(Items from a data source)

+++

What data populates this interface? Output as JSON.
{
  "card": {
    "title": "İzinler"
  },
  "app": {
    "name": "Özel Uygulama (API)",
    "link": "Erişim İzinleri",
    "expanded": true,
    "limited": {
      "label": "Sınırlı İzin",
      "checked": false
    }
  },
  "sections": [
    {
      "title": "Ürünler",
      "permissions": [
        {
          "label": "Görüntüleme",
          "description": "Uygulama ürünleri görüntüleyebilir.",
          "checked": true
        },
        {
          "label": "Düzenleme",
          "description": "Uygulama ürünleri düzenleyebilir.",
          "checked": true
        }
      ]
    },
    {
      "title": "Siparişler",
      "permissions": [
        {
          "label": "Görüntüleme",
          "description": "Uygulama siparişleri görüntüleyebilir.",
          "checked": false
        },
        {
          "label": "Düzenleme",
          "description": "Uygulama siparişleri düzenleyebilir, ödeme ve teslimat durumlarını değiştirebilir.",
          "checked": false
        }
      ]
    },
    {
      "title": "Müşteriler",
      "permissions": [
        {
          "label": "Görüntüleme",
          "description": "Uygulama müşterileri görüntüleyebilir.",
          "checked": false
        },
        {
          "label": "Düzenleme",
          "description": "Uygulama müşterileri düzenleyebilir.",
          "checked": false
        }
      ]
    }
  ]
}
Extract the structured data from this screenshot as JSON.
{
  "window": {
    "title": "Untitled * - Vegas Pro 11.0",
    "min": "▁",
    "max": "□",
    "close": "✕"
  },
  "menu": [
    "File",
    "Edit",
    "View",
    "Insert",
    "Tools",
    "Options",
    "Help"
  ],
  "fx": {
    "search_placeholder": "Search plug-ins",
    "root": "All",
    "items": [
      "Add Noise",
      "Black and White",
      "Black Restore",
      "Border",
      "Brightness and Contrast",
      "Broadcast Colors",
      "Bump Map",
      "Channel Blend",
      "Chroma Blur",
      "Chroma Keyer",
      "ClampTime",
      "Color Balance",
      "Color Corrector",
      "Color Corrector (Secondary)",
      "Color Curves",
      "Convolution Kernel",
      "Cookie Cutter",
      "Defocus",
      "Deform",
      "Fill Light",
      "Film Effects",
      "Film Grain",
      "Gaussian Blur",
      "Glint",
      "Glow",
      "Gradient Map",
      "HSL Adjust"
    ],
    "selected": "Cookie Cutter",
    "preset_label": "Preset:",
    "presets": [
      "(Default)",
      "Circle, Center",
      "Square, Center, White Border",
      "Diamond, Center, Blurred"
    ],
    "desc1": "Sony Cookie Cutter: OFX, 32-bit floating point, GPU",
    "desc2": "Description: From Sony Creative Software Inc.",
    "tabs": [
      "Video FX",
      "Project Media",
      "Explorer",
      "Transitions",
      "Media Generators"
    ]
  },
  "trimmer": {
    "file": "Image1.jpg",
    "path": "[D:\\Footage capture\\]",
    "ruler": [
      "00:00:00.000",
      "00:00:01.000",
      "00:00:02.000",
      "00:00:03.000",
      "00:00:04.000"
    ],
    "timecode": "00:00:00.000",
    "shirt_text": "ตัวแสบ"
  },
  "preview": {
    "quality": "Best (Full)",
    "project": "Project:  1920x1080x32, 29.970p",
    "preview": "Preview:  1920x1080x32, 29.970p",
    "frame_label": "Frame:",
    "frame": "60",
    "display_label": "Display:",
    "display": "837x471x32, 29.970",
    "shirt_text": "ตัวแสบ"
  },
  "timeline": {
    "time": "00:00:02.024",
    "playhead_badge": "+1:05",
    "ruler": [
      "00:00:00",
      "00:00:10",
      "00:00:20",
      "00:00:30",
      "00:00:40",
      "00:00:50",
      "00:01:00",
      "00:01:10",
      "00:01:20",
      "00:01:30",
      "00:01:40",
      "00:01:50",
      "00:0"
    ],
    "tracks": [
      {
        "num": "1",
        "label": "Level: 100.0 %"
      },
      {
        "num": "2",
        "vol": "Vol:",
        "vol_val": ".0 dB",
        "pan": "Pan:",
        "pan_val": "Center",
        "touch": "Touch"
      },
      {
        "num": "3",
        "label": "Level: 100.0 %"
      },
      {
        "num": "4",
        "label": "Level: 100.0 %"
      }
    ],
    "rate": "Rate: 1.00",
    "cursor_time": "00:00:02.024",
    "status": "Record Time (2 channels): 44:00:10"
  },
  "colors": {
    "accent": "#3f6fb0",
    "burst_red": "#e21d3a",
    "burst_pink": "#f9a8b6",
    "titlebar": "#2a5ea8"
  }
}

+++

Each line in the entries above that includes the string "müşterileri" should be extracted.

          "description": "Uygulama müşterileri görüntüleyebilir.",
          "description": "Uygulama müşterileri düzenleyebilir.",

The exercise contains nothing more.